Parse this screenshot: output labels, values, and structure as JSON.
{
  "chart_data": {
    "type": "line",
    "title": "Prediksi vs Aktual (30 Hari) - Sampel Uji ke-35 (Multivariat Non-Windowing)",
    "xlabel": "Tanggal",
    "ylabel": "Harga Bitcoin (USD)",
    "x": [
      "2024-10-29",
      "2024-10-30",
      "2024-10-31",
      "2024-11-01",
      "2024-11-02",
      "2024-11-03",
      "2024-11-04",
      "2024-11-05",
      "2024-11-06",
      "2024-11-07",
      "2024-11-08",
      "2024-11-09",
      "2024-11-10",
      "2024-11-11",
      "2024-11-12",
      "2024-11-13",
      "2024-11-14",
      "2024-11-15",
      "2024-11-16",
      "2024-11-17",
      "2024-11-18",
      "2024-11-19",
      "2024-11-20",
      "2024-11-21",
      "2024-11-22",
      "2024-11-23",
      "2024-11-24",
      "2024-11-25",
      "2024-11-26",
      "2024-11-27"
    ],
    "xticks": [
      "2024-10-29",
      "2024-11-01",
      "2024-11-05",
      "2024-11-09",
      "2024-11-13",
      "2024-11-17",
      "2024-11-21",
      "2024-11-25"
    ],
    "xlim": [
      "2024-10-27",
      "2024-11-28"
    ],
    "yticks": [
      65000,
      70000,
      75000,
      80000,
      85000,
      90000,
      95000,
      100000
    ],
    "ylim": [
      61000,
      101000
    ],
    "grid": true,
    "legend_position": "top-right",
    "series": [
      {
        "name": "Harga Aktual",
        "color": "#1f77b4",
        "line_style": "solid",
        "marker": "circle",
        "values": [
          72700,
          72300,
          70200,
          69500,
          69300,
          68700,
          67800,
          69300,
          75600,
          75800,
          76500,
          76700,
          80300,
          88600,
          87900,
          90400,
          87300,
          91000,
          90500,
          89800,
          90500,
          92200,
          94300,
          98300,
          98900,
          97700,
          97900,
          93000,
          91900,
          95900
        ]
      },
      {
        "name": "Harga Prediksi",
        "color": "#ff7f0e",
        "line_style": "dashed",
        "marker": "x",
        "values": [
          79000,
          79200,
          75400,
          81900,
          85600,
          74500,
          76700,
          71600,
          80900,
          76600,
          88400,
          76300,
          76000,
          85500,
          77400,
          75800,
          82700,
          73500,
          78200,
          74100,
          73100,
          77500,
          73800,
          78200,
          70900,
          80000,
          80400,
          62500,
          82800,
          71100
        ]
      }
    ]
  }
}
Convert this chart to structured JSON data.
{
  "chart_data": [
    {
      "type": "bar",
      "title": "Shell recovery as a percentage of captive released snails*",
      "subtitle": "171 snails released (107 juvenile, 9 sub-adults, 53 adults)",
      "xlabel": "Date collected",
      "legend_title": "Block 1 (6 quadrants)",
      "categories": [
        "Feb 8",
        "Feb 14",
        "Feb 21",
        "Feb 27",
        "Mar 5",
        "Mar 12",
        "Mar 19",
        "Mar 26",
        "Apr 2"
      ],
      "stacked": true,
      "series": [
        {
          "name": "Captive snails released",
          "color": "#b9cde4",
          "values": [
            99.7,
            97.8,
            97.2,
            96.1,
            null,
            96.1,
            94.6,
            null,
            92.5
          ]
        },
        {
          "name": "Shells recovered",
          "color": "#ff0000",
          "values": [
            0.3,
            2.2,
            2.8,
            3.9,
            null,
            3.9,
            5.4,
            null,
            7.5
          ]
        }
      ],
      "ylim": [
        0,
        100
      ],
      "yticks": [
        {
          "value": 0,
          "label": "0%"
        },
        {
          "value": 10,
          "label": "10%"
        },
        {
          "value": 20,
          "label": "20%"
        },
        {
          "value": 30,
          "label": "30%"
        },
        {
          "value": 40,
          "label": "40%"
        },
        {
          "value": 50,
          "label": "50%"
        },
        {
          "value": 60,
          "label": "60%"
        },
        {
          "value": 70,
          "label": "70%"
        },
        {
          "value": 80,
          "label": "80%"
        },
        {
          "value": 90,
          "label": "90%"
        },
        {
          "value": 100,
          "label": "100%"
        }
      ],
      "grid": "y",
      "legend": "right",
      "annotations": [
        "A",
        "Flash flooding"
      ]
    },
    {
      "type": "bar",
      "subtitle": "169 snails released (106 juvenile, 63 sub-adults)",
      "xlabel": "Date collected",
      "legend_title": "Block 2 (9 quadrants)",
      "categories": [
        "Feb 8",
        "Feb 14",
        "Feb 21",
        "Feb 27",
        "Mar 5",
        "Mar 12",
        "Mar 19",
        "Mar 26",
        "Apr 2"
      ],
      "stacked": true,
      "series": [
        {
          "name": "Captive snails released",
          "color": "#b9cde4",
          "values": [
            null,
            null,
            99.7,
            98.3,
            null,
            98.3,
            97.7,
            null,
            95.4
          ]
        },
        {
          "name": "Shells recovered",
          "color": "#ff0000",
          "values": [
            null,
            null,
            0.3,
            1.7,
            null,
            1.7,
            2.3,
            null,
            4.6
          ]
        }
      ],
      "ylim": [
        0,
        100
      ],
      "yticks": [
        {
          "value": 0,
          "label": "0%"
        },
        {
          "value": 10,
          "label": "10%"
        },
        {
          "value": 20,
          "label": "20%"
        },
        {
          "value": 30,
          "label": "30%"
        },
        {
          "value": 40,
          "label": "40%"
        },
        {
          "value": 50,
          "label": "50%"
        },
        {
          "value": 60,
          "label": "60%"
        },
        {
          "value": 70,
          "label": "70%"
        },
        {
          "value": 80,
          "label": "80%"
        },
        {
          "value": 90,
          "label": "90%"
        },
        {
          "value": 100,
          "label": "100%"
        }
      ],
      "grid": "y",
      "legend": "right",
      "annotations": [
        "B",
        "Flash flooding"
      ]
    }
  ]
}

JOB:
Transcribe each entry exactly.

THE RESULT:
Parse this screenshot: output labels, values, and structure as JSON.
{
  "chart_data": {
    "type": "line",
    "title": "Prediksi vs Aktual (30 Hari) - Sampel Uji ke-35 (Multivariat Non-Windowing)",
    "xlabel": "Tanggal",
    "ylabel": "Harga Bitcoin (USD)",
    "x": [
      "2024-10-29",
      "2024-10-30",
      "2024-10-31",
      "2024-11-01",
      "2024-11-02",
      "2024-11-03",
      "2024-11-04",
      "2024-11-05",
      "2024-11-06",
      "2024-11-07",
      "2024-11-08",
      "2024-11-09",
      "2024-11-10",
      "2024-11-11",
      "2024-11-12",
      "2024-11-13",
      "2024-11-14",
      "2024-11-15",
      "2024-11-16",
      "2024-11-17",
      "2024-11-18",
      "2024-11-19",
      "2024-11-20",
      "2024-11-21",
      "2024-11-22",
      "2024-11-23",
      "2024-11-24",
      "2024-11-25",
      "2024-11-26",
      "2024-11-27"
    ],
    "xticks": [
      "2024-10-29",
      "2024-11-01",
      "2024-11-05",
      "2024-11-09",
      "2024-11-13",
      "2024-11-17",
      "2024-11-21",
      "2024-11-25"
    ],
    "xlim": [
      "2024-10-27",
      "2024-11-28"
    ],
    "yticks": [
      65000,
      70000,
      75000,
      80000,
      85000,
      90000,
      95000,
      100000
    ],
    "ylim": [
      61000,
      101000
    ],
    "grid": true,
    "legend_position": "top-right",
    "series": [
      {
        "name": "Harga Aktual",
        "color": "#1f77b4",
        "line_style": "solid",
        "marker": "circle",
        "values": [
          72700,
          72300,
          70200,
          69500,
          69300,
          68700,
          67800,
          69300,
          75600,
          75800,
          76500,
          76700,
          80300,
          88600,
          87900,
          90400,
          87300,
          91000,
          90500,
          89800,
          90500,
          92200,
          94300,
          98300,
          98900,
          97700,
          97900,
          93000,
          91900,
          95900
        ]
      },
      {
        "name": "Harga Prediksi",
        "color": "#ff7f0e",
        "line_style": "dashed",
        "marker": "x",
        "values": [
          79000,
          79200,
          75400,
          81900,
          85600,
          74500,
          76700,
          71600,
          80900,
          76600,
          88400,
          76300,
          76000,
          85500,
          77400,
          75800,
          82700,
          73500,
          78200,
          74100,
          73100,
          77500,
          73800,
          78200,
          70900,
          80000,
          80400,
          62500,
          82800,
          71100
        ]
      }
    ]
  }
}
Convert this chart to structured JSON data.
{
  "chart_data": [
    {
      "type": "bar",
      "title": "Shell recovery as a percentage of captive released snails*",
      "subtitle": "171 snails released (107 juvenile, 9 sub-adults, 53 adults)",
      "xlabel": "Date collected",
      "legend_title": "Block 1 (6 quadrants)",
      "categories": [
        "Feb 8",
        "Feb 14",
        "Feb 21",
        "Feb 27",
        "Mar 5",
        "Mar 12",
        "Mar 19",
        "Mar 26",
        "Apr 2"
      ],
      "stacked": true,
      "series": [
        {
          "name": "Captive snails released",
          "color": "#b9cde4",
          "values": [
            99.7,
            97.8,
            97.2,
            96.1,
            null,
            96.1,
            94.6,
            null,
            92.5
          ]
        },
        {
          "name": "Shells recovered",
          "color": "#ff0000",
          "values": [
            0.3,
            2.2,
            2.8,
            3.9,
            null,
            3.9,
            5.4,
            null,
            7.5
          ]
        }
      ],
      "ylim": [
        0,
        100
      ],
      "yticks": [
        {
          "value": 0,
          "label": "0%"
        },
        {
          "value": 10,
          "label": "10%"
        },
        {
          "value": 20,
          "label": "20%"
        },
        {
          "value": 30,
          "label": "30%"
        },
        {
          "value": 40,
          "label": "40%"
        },
        {
          "value": 50,
          "label": "50%"
        },
        {
          "value": 60,
          "label": "60%"
        },
        {
          "value": 70,
          "label": "70%"
        },
        {
          "value": 80,
          "label": "80%"
        },
        {
          "value": 90,
          "label": "90%"
        },
        {
          "value": 100,
          "label": "100%"
        }
      ],
      "grid": "y",
      "legend": "right",
      "annotations": [
        "A",
        "Flash flooding"
      ]
    },
    {
      "type": "bar",
      "subtitle": "169 snails released (106 juvenile, 63 sub-adults)",
      "xlabel": "Date collected",
      "legend_title": "Block 2 (9 quadrants)",
      "categories": [
        "Feb 8",
        "Feb 14",
        "Feb 21",
        "Feb 27",
        "Mar 5",
        "Mar 12",
        "Mar 19",
        "Mar 26",
        "Apr 2"
      ],
      "stacked": true,
      "series": [
        {
          "name": "Captive snails released",
          "color": "#b9cde4",
          "values": [
            null,
            null,
            99.7,
            98.3,
            null,
            98.3,
            97.7,
            null,
            95.4
          ]
        },
        {
          "name": "Shells recovered",
          "color": "#ff0000",
          "values": [
            null,
            null,
            0.3,
            1.7,
            null,
            1.7,
            2.3,
            null,
            4.6
          ]
        }
      ],
      "ylim": [
        0,
        100
      ],
      "yticks": [
        {
          "value": 0,
          "label": "0%"
        },
        {
          "value": 10,
          "label": "10%"
        },
        {
          "value": 20,
          "label": "20%"
        },
        {
          "value": 30,
          "label": "30%"
        },
        {
          "value": 40,
          "label": "40%"
        },
        {
          "value": 50,
          "label": "50%"
        },
        {
          "value": 60,
          "label": "60%"
        },
        {
          "value": 70,
          "label": "70%"
        },
        {
          "value": 80,
          "label": "80%"
        },
        {
          "value": 90,
          "label": "90%"
        },
        {
          "value": 100,
          "label": "100%"
        }
      ],
      "grid": "y",
      "legend": "right",
      "annotations": [
        "B",
        "Flash flooding"
      ]
    }
  ]
}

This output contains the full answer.